**Data in this exercise**
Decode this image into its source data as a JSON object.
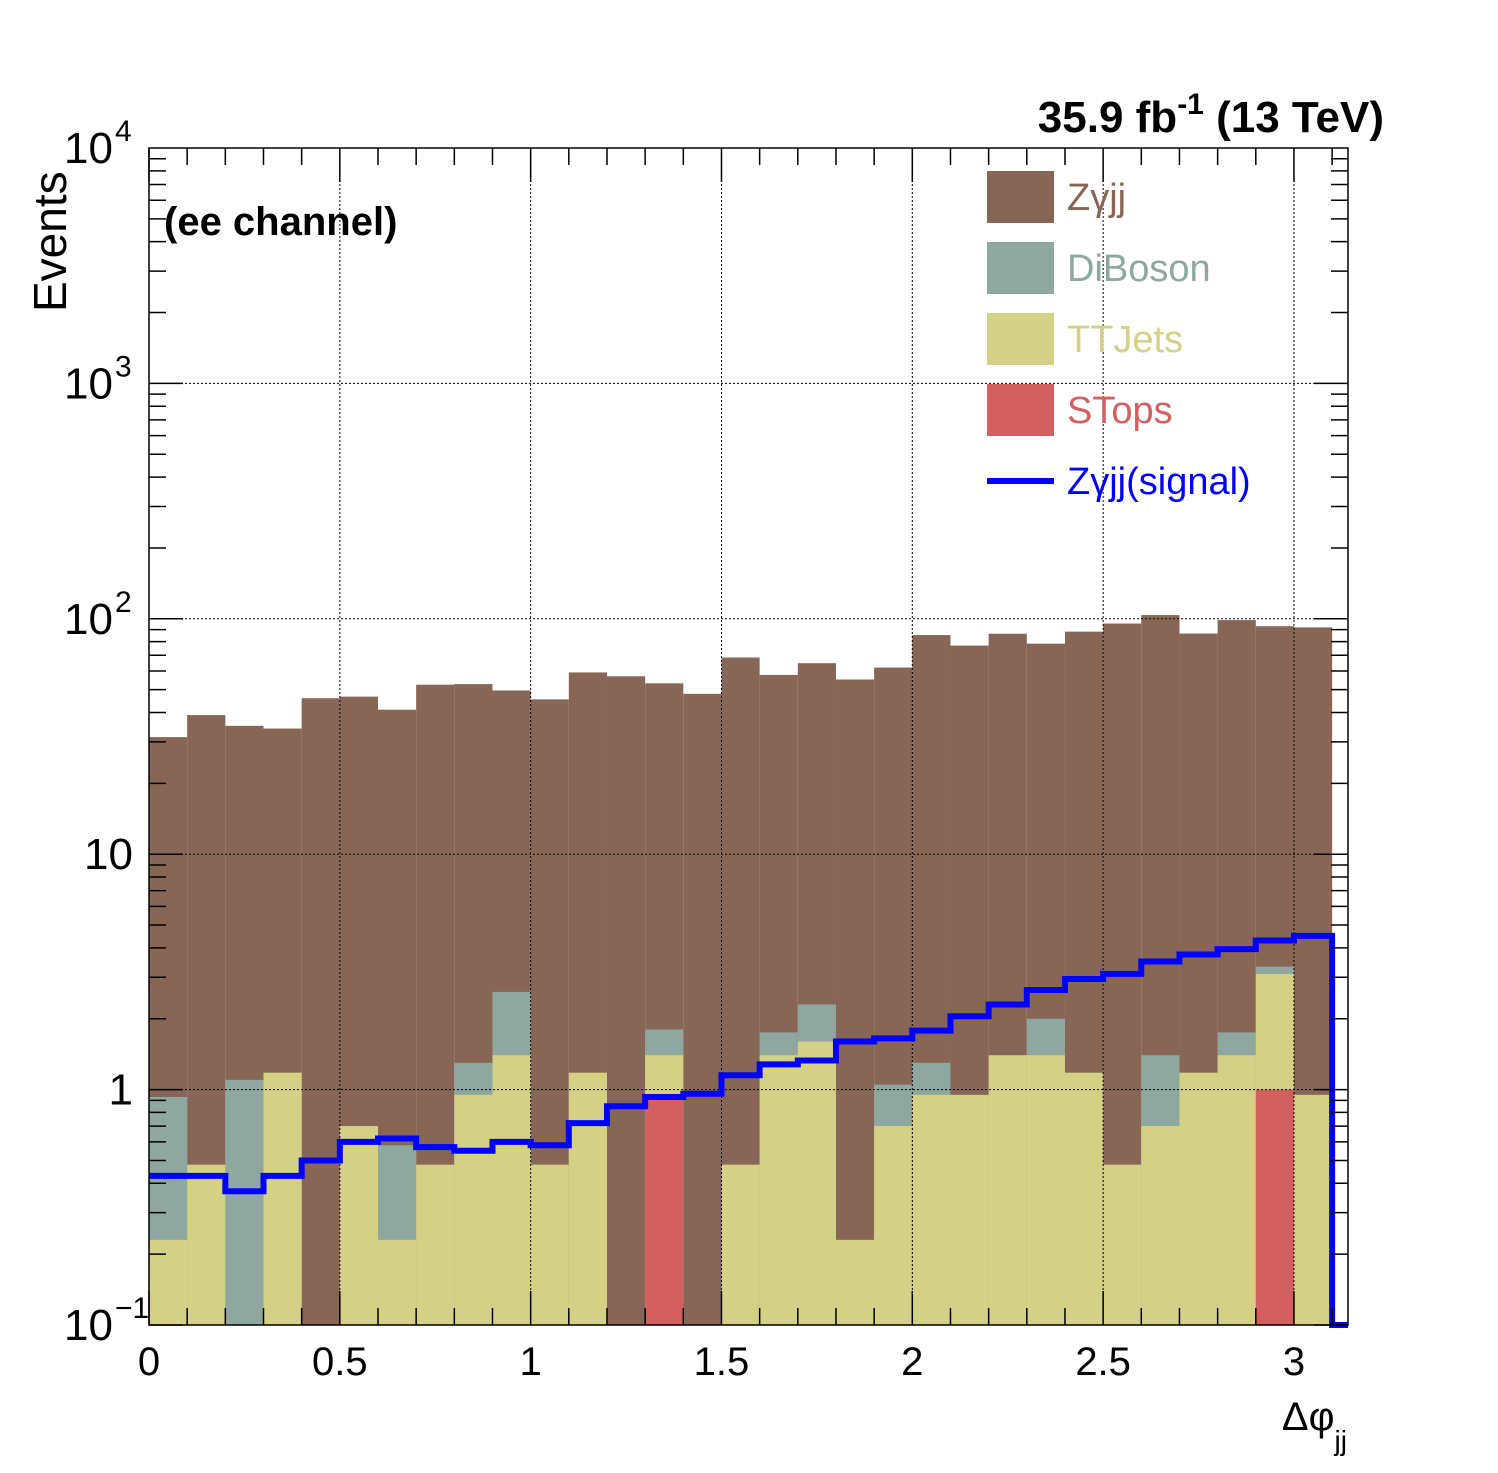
{
  "chart_data": {
    "type": "bar",
    "stacked": true,
    "yscale": "log",
    "ylim": [
      0.1,
      10000
    ],
    "xlim": [
      0,
      3.1416
    ],
    "grid": true,
    "xlabel": "Δφ",
    "xlabel_sub": "jj",
    "ylabel": "Events",
    "lumi_label": "35.9 fb",
    "lumi_sup": "-1",
    "lumi_energy": " (13 TeV)",
    "channel_label": "(ee channel)",
    "legend_position": "top-right",
    "x_ticks": [
      "0",
      "0.5",
      "1",
      "1.5",
      "2",
      "2.5",
      "3"
    ],
    "x_tick_values": [
      0,
      0.5,
      1,
      1.5,
      2,
      2.5,
      3
    ],
    "y_ticks": [
      {
        "value": 0.1,
        "base": "10",
        "sup": "−1"
      },
      {
        "value": 1,
        "base": "1",
        "sup": ""
      },
      {
        "value": 10,
        "base": "10",
        "sup": ""
      },
      {
        "value": 100,
        "base": "10",
        "sup": "2"
      },
      {
        "value": 1000,
        "base": "10",
        "sup": "3"
      },
      {
        "value": 10000,
        "base": "10",
        "sup": "4"
      }
    ],
    "bin_width": 0.1,
    "bin_edges": [
      0,
      0.1,
      0.2,
      0.3,
      0.4,
      0.5,
      0.6,
      0.7,
      0.8,
      0.9,
      1.0,
      1.1,
      1.2,
      1.3,
      1.4,
      1.5,
      1.6,
      1.7,
      1.8,
      1.9,
      2.0,
      2.1,
      2.2,
      2.3,
      2.4,
      2.5,
      2.6,
      2.7,
      2.8,
      2.9,
      3.0,
      3.1
    ],
    "series": [
      {
        "name": "STops",
        "color": "#d26060",
        "values": [
          0,
          0,
          0,
          0,
          0,
          0,
          0,
          0,
          0,
          0,
          0,
          0,
          0,
          0.95,
          0,
          0,
          0,
          0,
          0,
          0,
          0,
          0,
          0,
          0,
          0,
          0,
          0,
          0,
          0,
          1.0,
          0,
          0
        ]
      },
      {
        "name": "TTJets",
        "color": "#d4d186",
        "values": [
          0.23,
          0.48,
          0,
          1.18,
          0,
          0.7,
          0.23,
          0.48,
          0.95,
          1.4,
          0.48,
          1.18,
          0,
          0.45,
          0,
          0.48,
          1.4,
          1.6,
          0.23,
          0.7,
          0.95,
          0.95,
          1.4,
          1.4,
          1.18,
          0.48,
          0.7,
          1.18,
          1.4,
          2.1,
          0.95,
          0
        ]
      },
      {
        "name": "DiBoson",
        "color": "#8ea79f",
        "values": [
          0.7,
          0,
          1.1,
          0,
          0,
          0,
          0.35,
          0,
          0.35,
          1.2,
          0,
          0,
          0,
          0.4,
          0,
          0,
          0.35,
          0.7,
          0,
          0.35,
          0.35,
          0,
          0,
          0.6,
          0,
          0,
          0.7,
          0,
          0.35,
          0.23,
          0,
          0
        ]
      },
      {
        "name": "Zγjj",
        "color": "#876656",
        "values": [
          30.5,
          38.5,
          34,
          33,
          46,
          46,
          40.5,
          52,
          51.5,
          47,
          45,
          58,
          57,
          51.4,
          48,
          68,
          56,
          62.5,
          55,
          61,
          84,
          76,
          85,
          76.4,
          87,
          95,
          102.3,
          85.4,
          97,
          89.7,
          91,
          0
        ]
      }
    ],
    "signal": {
      "name": "Zγjj(signal)",
      "color": "#0000ff",
      "values": [
        0.43,
        0.43,
        0.37,
        0.43,
        0.5,
        0.6,
        0.62,
        0.57,
        0.55,
        0.6,
        0.58,
        0.72,
        0.85,
        0.93,
        0.96,
        1.15,
        1.28,
        1.33,
        1.6,
        1.65,
        1.78,
        2.05,
        2.3,
        2.65,
        2.95,
        3.1,
        3.5,
        3.75,
        3.95,
        4.3,
        4.5,
        0
      ]
    }
  }
}
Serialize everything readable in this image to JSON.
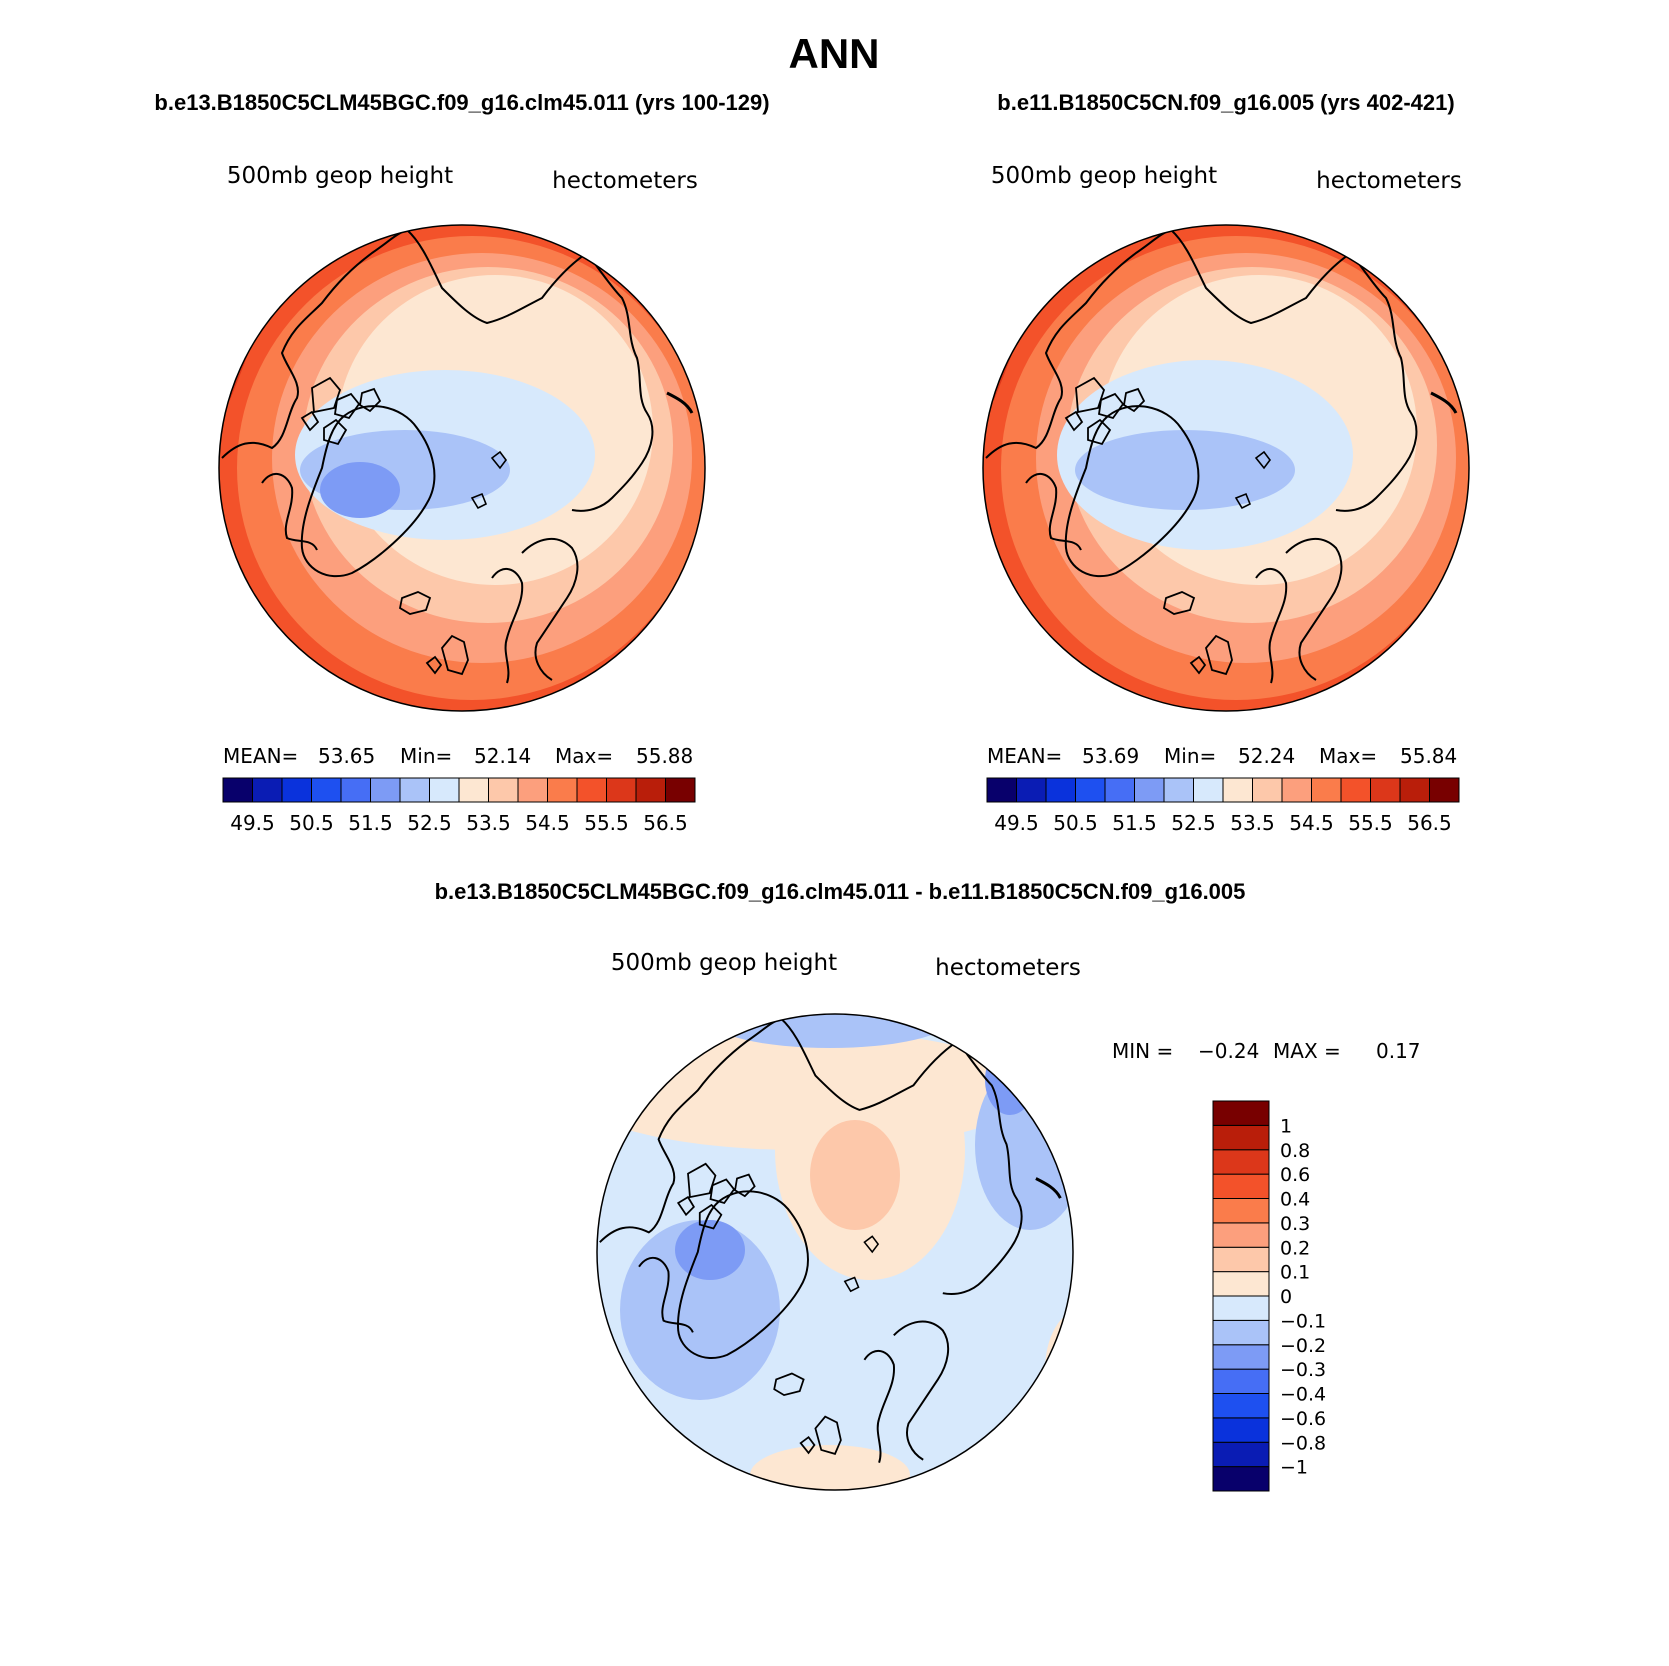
{
  "figure": {
    "title": "ANN",
    "panels": [
      {
        "case_title": "b.e13.B1850C5CLM45BGC.f09_g16.clm45.011 (yrs 100-129)",
        "variable_label": "500mb geop height",
        "units_label": "hectometers",
        "stats": {
          "mean_label": "MEAN=",
          "mean": "53.65",
          "min_label": "Min=",
          "min": "52.14",
          "max_label": "Max=",
          "max": "55.88"
        }
      },
      {
        "case_title": "b.e11.B1850C5CN.f09_g16.005 (yrs 402-421)",
        "variable_label": "500mb geop height",
        "units_label": "hectometers",
        "stats": {
          "mean_label": "MEAN=",
          "mean": "53.69",
          "min_label": "Min=",
          "min": "52.24",
          "max_label": "Max=",
          "max": "55.84"
        }
      }
    ],
    "diff_panel": {
      "title": "b.e13.B1850C5CLM45BGC.f09_g16.clm45.011 - b.e11.B1850C5CN.f09_g16.005",
      "variable_label": "500mb geop height",
      "units_label": "hectometers",
      "stats": {
        "min_label": "MIN =",
        "min": "−0.24",
        "max_label": "MAX =",
        "max": "0.17"
      }
    }
  },
  "colorbars": {
    "absolute": {
      "colors": [
        "#08006b",
        "#0a1cb4",
        "#0a32dc",
        "#1e50f0",
        "#466ef5",
        "#7d9bf5",
        "#aac3f8",
        "#d7e9fc",
        "#fde7d2",
        "#fdc8aa",
        "#fc9f7d",
        "#fa7c4b",
        "#f3522a",
        "#dc371a",
        "#b91e0a",
        "#780000"
      ],
      "tick_labels": [
        "49.5",
        "50.5",
        "51.5",
        "52.5",
        "53.5",
        "54.5",
        "55.5",
        "56.5"
      ]
    },
    "difference": {
      "colors": [
        "#08006b",
        "#0a1cb4",
        "#0a32dc",
        "#1e50f0",
        "#466ef5",
        "#7d9bf5",
        "#aac3f8",
        "#d7e9fc",
        "#fde7d2",
        "#fdc8aa",
        "#fc9f7d",
        "#fa7c4b",
        "#f3522a",
        "#dc371a",
        "#b91e0a",
        "#780000"
      ],
      "tick_labels": [
        "−1",
        "−0.8",
        "−0.6",
        "−0.4",
        "−0.3",
        "−0.2",
        "−0.1",
        "0",
        "0.1",
        "0.2",
        "0.3",
        "0.4",
        "0.6",
        "0.8",
        "1"
      ]
    }
  },
  "chart_data": [
    {
      "type": "heatmap",
      "projection": "north polar stereographic",
      "title": "b.e13.B1850C5CLM45BGC.f09_g16.clm45.011 (yrs 100-129)",
      "variable": "500mb geop height",
      "units": "hectometers",
      "contour_levels": [
        49.5,
        50,
        50.5,
        51,
        51.5,
        52,
        52.5,
        53,
        53.5,
        54,
        54.5,
        55,
        55.5,
        56,
        56.5
      ],
      "mean": 53.65,
      "min": 52.14,
      "max": 55.88,
      "field_description_levels": [
        52.0,
        52.5,
        53.0,
        53.5,
        54.0,
        54.5,
        55.0,
        55.5
      ]
    },
    {
      "type": "heatmap",
      "projection": "north polar stereographic",
      "title": "b.e11.B1850C5CN.f09_g16.005 (yrs 402-421)",
      "variable": "500mb geop height",
      "units": "hectometers",
      "contour_levels": [
        49.5,
        50,
        50.5,
        51,
        51.5,
        52,
        52.5,
        53,
        53.5,
        54,
        54.5,
        55,
        55.5,
        56,
        56.5
      ],
      "mean": 53.69,
      "min": 52.24,
      "max": 55.84,
      "field_description_levels": [
        52.0,
        52.5,
        53.0,
        53.5,
        54.0,
        54.5,
        55.0,
        55.5
      ]
    },
    {
      "type": "heatmap",
      "projection": "north polar stereographic",
      "title": "b.e13.B1850C5CLM45BGC.f09_g16.clm45.011 - b.e11.B1850C5CN.f09_g16.005",
      "variable": "500mb geop height",
      "units": "hectometers",
      "contour_levels": [
        -1,
        -0.8,
        -0.6,
        -0.4,
        -0.3,
        -0.2,
        -0.1,
        0,
        0.1,
        0.2,
        0.3,
        0.4,
        0.6,
        0.8,
        1
      ],
      "min": -0.24,
      "max": 0.17
    }
  ]
}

**Given problem**
Copy out each line of the records that holds the string "JSON".

**Answer to the problem**
Decode this image into its source data as a JSON object.
Serialize everything readable in this image to JSON.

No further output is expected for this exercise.